[Extracted records]
((

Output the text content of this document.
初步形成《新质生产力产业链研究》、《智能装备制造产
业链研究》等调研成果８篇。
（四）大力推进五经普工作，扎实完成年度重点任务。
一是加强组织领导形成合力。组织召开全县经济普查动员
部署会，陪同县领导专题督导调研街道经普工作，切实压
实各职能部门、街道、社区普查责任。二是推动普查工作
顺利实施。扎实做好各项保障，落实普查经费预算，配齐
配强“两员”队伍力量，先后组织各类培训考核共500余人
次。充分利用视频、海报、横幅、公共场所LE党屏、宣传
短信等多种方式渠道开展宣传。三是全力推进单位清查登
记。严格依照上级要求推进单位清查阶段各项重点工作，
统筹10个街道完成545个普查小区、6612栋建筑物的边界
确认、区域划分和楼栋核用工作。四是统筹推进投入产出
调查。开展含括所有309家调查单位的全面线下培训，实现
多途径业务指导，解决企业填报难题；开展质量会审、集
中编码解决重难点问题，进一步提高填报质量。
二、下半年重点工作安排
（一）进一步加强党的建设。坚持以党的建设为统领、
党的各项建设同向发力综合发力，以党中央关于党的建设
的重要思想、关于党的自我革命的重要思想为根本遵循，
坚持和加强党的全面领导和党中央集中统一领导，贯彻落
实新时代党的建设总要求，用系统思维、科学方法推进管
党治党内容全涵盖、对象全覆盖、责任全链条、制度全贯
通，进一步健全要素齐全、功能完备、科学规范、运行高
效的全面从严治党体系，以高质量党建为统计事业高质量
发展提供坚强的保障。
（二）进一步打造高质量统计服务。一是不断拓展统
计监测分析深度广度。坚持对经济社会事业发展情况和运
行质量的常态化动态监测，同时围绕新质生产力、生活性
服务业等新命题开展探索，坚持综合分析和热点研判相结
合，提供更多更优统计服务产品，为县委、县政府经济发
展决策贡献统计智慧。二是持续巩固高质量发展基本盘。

))
((

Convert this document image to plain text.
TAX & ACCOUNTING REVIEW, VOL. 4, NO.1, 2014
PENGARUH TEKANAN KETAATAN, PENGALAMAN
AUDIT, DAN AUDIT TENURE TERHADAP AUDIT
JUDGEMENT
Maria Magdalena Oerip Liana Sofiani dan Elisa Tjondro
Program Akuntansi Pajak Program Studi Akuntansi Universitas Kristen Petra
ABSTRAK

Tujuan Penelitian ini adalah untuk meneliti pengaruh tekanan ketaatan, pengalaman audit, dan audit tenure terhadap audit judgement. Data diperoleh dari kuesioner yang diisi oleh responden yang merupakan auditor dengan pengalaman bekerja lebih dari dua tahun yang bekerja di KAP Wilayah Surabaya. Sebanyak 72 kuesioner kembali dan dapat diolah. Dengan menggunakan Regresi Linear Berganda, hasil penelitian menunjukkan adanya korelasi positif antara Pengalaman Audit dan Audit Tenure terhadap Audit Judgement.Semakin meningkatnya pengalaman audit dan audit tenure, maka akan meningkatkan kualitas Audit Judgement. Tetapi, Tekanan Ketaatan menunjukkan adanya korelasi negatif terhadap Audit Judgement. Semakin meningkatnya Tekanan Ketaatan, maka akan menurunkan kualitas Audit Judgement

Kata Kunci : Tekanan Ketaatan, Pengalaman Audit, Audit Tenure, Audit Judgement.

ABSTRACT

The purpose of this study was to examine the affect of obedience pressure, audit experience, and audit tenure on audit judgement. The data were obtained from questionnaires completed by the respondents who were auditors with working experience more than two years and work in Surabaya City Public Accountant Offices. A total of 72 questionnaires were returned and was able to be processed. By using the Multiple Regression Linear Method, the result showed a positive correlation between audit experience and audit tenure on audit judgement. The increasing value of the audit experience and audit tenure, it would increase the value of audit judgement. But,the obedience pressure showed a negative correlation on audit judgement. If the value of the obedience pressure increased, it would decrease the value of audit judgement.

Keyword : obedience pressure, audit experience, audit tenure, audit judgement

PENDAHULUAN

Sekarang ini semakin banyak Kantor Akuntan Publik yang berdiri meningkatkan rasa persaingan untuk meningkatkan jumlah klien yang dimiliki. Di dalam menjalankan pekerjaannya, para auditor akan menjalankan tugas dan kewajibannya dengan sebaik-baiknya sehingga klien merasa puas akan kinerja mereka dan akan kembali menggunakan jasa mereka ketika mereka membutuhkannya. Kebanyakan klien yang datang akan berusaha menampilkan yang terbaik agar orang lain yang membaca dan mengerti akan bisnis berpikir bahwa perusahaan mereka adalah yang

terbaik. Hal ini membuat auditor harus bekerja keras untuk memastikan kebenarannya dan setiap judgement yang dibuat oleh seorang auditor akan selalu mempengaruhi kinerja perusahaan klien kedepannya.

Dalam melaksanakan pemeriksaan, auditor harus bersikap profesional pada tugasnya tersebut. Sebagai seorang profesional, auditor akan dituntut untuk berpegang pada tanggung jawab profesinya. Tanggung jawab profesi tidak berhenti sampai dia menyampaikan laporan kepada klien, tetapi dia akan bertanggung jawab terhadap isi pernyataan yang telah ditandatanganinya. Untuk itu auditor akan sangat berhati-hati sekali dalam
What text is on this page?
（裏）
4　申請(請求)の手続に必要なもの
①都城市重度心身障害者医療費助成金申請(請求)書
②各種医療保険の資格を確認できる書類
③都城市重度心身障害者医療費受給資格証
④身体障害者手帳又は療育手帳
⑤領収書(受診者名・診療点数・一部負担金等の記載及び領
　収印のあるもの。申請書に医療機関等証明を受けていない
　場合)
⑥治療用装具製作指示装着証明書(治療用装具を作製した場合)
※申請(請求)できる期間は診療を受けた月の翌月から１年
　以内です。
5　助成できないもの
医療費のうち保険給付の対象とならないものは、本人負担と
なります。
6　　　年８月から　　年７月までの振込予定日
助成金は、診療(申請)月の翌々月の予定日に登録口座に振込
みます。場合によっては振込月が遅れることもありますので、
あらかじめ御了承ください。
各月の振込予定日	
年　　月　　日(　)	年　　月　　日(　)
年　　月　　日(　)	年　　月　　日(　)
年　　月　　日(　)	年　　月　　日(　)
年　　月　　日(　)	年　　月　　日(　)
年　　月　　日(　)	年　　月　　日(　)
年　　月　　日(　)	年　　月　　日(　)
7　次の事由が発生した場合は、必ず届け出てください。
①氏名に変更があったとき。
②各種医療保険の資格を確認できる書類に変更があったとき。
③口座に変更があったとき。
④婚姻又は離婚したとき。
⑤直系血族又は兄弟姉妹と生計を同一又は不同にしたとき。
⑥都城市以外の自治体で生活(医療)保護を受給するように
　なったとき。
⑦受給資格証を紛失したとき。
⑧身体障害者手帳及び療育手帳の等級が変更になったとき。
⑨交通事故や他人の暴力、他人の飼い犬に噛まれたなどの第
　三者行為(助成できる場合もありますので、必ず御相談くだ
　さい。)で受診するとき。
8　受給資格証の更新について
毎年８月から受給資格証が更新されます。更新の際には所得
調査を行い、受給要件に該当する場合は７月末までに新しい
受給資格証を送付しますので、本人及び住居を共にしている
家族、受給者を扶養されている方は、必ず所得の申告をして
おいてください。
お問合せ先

))
((

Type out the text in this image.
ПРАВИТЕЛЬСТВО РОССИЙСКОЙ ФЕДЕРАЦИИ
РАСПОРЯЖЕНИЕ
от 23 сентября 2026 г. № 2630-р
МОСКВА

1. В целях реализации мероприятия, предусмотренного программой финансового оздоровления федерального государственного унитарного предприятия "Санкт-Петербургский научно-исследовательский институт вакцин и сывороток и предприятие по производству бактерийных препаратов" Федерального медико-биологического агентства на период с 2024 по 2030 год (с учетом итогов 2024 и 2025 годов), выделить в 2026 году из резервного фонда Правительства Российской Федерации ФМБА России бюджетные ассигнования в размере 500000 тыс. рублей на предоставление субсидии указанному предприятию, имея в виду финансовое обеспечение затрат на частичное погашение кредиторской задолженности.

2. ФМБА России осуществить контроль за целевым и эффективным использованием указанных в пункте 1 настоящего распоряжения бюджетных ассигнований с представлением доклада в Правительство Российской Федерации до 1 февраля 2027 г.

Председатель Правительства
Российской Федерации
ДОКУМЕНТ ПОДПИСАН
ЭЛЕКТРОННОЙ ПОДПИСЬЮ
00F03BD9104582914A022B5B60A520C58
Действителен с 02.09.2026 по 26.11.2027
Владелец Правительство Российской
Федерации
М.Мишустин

))

_Task prompt_. Copy down every line of the entries containing the word "dengan".

_Complete response_.
Tujuan Penelitian ini adalah untuk meneliti pengaruh tekanan ketaatan, pengalaman audit, dan audit tenure terhadap audit judgement. Data diperoleh dari kuesioner yang diisi oleh responden yang merupakan auditor dengan pengalaman bekerja lebih dari dua tahun yang bekerja di KAP Wilayah Surabaya. Sebanyak 72 kuesioner kembali dan dapat diolah. Dengan menggunakan Regresi Linear Berganda, hasil penelitian menunjukkan adanya korelasi positif antara Pengalaman Audit dan Audit Tenure terhadap Audit Judgement.Semakin meningkatnya pengalaman audit dan audit tenure, maka akan meningkatkan kualitas Audit Judgement. Tetapi, Tekanan Ketaatan menunjukkan adanya korelasi negatif terhadap Audit Judgement. Semakin meningkatnya Tekanan Ketaatan, maka akan menurunkan kualitas Audit Judgement
Sekarang ini semakin banyak Kantor Akuntan Publik yang berdiri meningkatkan rasa persaingan untuk meningkatkan jumlah klien yang dimiliki. Di dalam menjalankan pekerjaannya, para auditor akan menjalankan tugas dan kewajibannya dengan sebaik-baiknya sehingga klien merasa puas akan kinerja mereka dan akan kembali menggunakan jasa mereka ketika mereka membutuhkannya. Kebanyakan klien yang datang akan berusaha menampilkan yang terbaik agar orang lain yang membaca dan mengerti akan bisnis berpikir bahwa perusahaan mereka adalah yang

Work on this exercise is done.